**Supplied entries:**
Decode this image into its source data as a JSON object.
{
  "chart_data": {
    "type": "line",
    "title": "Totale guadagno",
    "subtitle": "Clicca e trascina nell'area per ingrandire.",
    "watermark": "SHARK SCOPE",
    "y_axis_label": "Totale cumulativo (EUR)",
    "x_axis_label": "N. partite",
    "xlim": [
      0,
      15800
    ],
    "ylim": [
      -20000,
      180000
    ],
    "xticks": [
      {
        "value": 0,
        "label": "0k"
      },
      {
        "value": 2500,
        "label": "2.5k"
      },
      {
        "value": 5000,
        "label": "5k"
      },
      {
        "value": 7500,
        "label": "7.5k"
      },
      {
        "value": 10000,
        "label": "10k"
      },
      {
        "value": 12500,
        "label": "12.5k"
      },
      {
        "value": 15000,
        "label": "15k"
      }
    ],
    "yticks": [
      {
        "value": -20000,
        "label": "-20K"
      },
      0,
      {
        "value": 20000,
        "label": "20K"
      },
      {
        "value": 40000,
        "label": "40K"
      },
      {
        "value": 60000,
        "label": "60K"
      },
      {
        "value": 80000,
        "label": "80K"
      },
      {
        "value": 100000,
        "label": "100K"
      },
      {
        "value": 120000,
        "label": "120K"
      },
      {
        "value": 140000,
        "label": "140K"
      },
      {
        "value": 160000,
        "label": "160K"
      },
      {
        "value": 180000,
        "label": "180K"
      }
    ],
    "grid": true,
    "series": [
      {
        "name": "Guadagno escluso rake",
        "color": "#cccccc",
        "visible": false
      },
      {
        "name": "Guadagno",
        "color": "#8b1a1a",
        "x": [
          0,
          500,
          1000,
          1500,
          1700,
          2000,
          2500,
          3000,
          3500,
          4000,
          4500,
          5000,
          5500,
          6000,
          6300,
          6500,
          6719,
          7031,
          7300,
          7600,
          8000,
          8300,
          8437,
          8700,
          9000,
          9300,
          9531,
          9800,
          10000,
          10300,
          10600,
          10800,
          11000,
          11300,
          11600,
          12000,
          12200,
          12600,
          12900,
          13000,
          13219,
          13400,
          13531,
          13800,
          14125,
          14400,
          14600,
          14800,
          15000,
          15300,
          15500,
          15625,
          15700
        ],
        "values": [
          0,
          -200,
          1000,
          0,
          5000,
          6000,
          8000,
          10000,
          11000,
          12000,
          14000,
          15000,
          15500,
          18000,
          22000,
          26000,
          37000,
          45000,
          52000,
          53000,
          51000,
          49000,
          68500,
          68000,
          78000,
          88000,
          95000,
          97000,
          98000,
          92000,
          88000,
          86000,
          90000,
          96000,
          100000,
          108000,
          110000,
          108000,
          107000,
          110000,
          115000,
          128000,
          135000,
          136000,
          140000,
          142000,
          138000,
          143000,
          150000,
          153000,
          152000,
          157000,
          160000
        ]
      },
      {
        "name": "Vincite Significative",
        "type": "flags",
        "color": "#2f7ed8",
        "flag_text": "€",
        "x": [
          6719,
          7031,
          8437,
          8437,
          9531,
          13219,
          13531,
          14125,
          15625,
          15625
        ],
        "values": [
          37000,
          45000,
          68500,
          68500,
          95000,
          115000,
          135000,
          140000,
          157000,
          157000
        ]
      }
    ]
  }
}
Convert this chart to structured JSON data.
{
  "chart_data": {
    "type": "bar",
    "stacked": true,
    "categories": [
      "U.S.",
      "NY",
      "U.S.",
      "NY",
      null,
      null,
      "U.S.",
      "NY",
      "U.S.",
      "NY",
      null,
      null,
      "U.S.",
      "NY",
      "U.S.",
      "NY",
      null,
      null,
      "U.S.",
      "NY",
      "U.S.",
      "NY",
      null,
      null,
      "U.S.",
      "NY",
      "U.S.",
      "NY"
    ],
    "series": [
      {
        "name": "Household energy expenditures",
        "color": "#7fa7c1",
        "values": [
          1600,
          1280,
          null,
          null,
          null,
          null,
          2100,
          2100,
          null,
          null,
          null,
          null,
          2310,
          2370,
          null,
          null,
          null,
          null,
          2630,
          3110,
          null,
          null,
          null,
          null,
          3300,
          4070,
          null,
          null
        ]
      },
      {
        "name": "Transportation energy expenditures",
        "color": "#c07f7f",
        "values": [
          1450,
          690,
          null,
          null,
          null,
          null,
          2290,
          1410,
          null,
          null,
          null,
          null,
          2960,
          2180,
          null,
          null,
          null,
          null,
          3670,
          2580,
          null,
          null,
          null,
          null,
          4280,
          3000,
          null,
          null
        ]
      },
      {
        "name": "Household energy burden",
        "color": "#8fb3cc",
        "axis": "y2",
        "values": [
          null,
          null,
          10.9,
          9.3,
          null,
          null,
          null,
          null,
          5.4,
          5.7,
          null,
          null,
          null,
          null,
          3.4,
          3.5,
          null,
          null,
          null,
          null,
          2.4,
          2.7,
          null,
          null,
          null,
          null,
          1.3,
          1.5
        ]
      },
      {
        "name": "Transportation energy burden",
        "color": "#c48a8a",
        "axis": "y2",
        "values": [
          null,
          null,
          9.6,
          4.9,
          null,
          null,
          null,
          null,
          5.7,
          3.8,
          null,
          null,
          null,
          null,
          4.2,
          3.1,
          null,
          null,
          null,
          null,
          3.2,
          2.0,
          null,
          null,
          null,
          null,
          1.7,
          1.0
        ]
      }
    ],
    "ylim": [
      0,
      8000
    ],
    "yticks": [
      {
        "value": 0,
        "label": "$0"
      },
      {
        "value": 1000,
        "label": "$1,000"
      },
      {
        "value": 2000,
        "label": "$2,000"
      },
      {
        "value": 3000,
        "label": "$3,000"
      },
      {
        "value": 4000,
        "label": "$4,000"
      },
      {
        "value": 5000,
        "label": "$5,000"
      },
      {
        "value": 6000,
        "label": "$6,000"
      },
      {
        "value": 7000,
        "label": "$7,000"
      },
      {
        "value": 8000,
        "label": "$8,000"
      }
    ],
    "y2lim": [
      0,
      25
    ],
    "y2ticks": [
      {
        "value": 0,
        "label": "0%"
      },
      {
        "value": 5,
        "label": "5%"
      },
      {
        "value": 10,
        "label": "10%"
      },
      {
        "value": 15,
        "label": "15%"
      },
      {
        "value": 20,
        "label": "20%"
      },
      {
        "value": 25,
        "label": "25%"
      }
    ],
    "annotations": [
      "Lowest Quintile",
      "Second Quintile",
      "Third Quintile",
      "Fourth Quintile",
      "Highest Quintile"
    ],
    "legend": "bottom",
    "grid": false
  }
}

**Work to do:**
Each line of the material should be duplicated exactly, please.

**Answer to the task:**
Decode this image into its source data as a JSON object.
{
  "chart_data": {
    "type": "line",
    "title": "Totale guadagno",
    "subtitle": "Clicca e trascina nell'area per ingrandire.",
    "watermark": "SHARK SCOPE",
    "y_axis_label": "Totale cumulativo (EUR)",
    "x_axis_label": "N. partite",
    "xlim": [
      0,
      15800
    ],
    "ylim": [
      -20000,
      180000
    ],
    "xticks": [
      {
        "value": 0,
        "label": "0k"
      },
      {
        "value": 2500,
        "label": "2.5k"
      },
      {
        "value": 5000,
        "label": "5k"
      },
      {
        "value": 7500,
        "label": "7.5k"
      },
      {
        "value": 10000,
        "label": "10k"
      },
      {
        "value": 12500,
        "label": "12.5k"
      },
      {
        "value": 15000,
        "label": "15k"
      }
    ],
    "yticks": [
      {
        "value": -20000,
        "label": "-20K"
      },
      0,
      {
        "value": 20000,
        "label": "20K"
      },
      {
        "value": 40000,
        "label": "40K"
      },
      {
        "value": 60000,
        "label": "60K"
      },
      {
        "value": 80000,
        "label": "80K"
      },
      {
        "value": 100000,
        "label": "100K"
      },
      {
        "value": 120000,
        "label": "120K"
      },
      {
        "value": 140000,
        "label": "140K"
      },
      {
        "value": 160000,
        "label": "160K"
      },
      {
        "value": 180000,
        "label": "180K"
      }
    ],
    "grid": true,
    "series": [
      {
        "name": "Guadagno escluso rake",
        "color": "#cccccc",
        "visible": false
      },
      {
        "name": "Guadagno",
        "color": "#8b1a1a",
        "x": [
          0,
          500,
          1000,
          1500,
          1700,
          2000,
          2500,
          3000,
          3500,
          4000,
          4500,
          5000,
          5500,
          6000,
          6300,
          6500,
          6719,
          7031,
          7300,
          7600,
          8000,
          8300,
          8437,
          8700,
          9000,
          9300,
          9531,
          9800,
          10000,
          10300,
          10600,
          10800,
          11000,
          11300,
          11600,
          12000,
          12200,
          12600,
          12900,
          13000,
          13219,
          13400,
          13531,
          13800,
          14125,
          14400,
          14600,
          14800,
          15000,
          15300,
          15500,
          15625,
          15700
        ],
        "values": [
          0,
          -200,
          1000,
          0,
          5000,
          6000,
          8000,
          10000,
          11000,
          12000,
          14000,
          15000,
          15500,
          18000,
          22000,
          26000,
          37000,
          45000,
          52000,
          53000,
          51000,
          49000,
          68500,
          68000,
          78000,
          88000,
          95000,
          97000,
          98000,
          92000,
          88000,
          86000,
          90000,
          96000,
          100000,
          108000,
          110000,
          108000,
          107000,
          110000,
          115000,
          128000,
          135000,
          136000,
          140000,
          142000,
          138000,
          143000,
          150000,
          153000,
          152000,
          157000,
          160000
        ]
      },
      {
        "name": "Vincite Significative",
        "type": "flags",
        "color": "#2f7ed8",
        "flag_text": "€",
        "x": [
          6719,
          7031,
          8437,
          8437,
          9531,
          13219,
          13531,
          14125,
          15625,
          15625
        ],
        "values": [
          37000,
          45000,
          68500,
          68500,
          95000,
          115000,
          135000,
          140000,
          157000,
          157000
        ]
      }
    ]
  }
}
Convert this chart to structured JSON data.
{
  "chart_data": {
    "type": "bar",
    "stacked": true,
    "categories": [
      "U.S.",
      "NY",
      "U.S.",
      "NY",
      null,
      null,
      "U.S.",
      "NY",
      "U.S.",
      "NY",
      null,
      null,
      "U.S.",
      "NY",
      "U.S.",
      "NY",
      null,
      null,
      "U.S.",
      "NY",
      "U.S.",
      "NY",
      null,
      null,
      "U.S.",
      "NY",
      "U.S.",
      "NY"
    ],
    "series": [
      {
        "name": "Household energy expenditures",
        "color": "#7fa7c1",
        "values": [
          1600,
          1280,
          null,
          null,
          null,
          null,
          2100,
          2100,
          null,
          null,
          null,
          null,
          2310,
          2370,
          null,
          null,
          null,
          null,
          2630,
          3110,
          null,
          null,
          null,
          null,
          3300,
          4070,
          null,
          null
        ]
      },
      {
        "name": "Transportation energy expenditures",
        "color": "#c07f7f",
        "values": [
          1450,
          690,
          null,
          null,
          null,
          null,
          2290,
          1410,
          null,
          null,
          null,
          null,
          2960,
          2180,
          null,
          null,
          null,
          null,
          3670,
          2580,
          null,
          null,
          null,
          null,
          4280,
          3000,
          null,
          null
        ]
      },
      {
        "name": "Household energy burden",
        "color": "#8fb3cc",
        "axis": "y2",
        "values": [
          null,
          null,
          10.9,
          9.3,
          null,
          null,
          null,
          null,
          5.4,
          5.7,
          null,
          null,
          null,
          null,
          3.4,
          3.5,
          null,
          null,
          null,
          null,
          2.4,
          2.7,
          null,
          null,
          null,
          null,
          1.3,
          1.5
        ]
      },
      {
        "name": "Transportation energy burden",
        "color": "#c48a8a",
        "axis": "y2",
        "values": [
          null,
          null,
          9.6,
          4.9,
          null,
          null,
          null,
          null,
          5.7,
          3.8,
          null,
          null,
          null,
          null,
          4.2,
          3.1,
          null,
          null,
          null,
          null,
          3.2,
          2.0,
          null,
          null,
          null,
          null,
          1.7,
          1.0
        ]
      }
    ],
    "ylim": [
      0,
      8000
    ],
    "yticks": [
      {
        "value": 0,
        "label": "$0"
      },
      {
        "value": 1000,
        "label": "$1,000"
      },
      {
        "value": 2000,
        "label": "$2,000"
      },
      {
        "value": 3000,
        "label": "$3,000"
      },
      {
        "value": 4000,
        "label": "$4,000"
      },
      {
        "value": 5000,
        "label": "$5,000"
      },
      {
        "value": 6000,
        "label": "$6,000"
      },
      {
        "value": 7000,
        "label": "$7,000"
      },
      {
        "value": 8000,
        "label": "$8,000"
      }
    ],
    "y2lim": [
      0,
      25
    ],
    "y2ticks": [
      {
        "value": 0,
        "label": "0%"
      },
      {
        "value": 5,
        "label": "5%"
      },
      {
        "value": 10,
        "label": "10%"
      },
      {
        "value": 15,
        "label": "15%"
      },
      {
        "value": 20,
        "label": "20%"
      },
      {
        "value": 25,
        "label": "25%"
      }
    ],
    "annotations": [
      "Lowest Quintile",
      "Second Quintile",
      "Third Quintile",
      "Fourth Quintile",
      "Highest Quintile"
    ],
    "legend": "bottom",
    "grid": false
  }
}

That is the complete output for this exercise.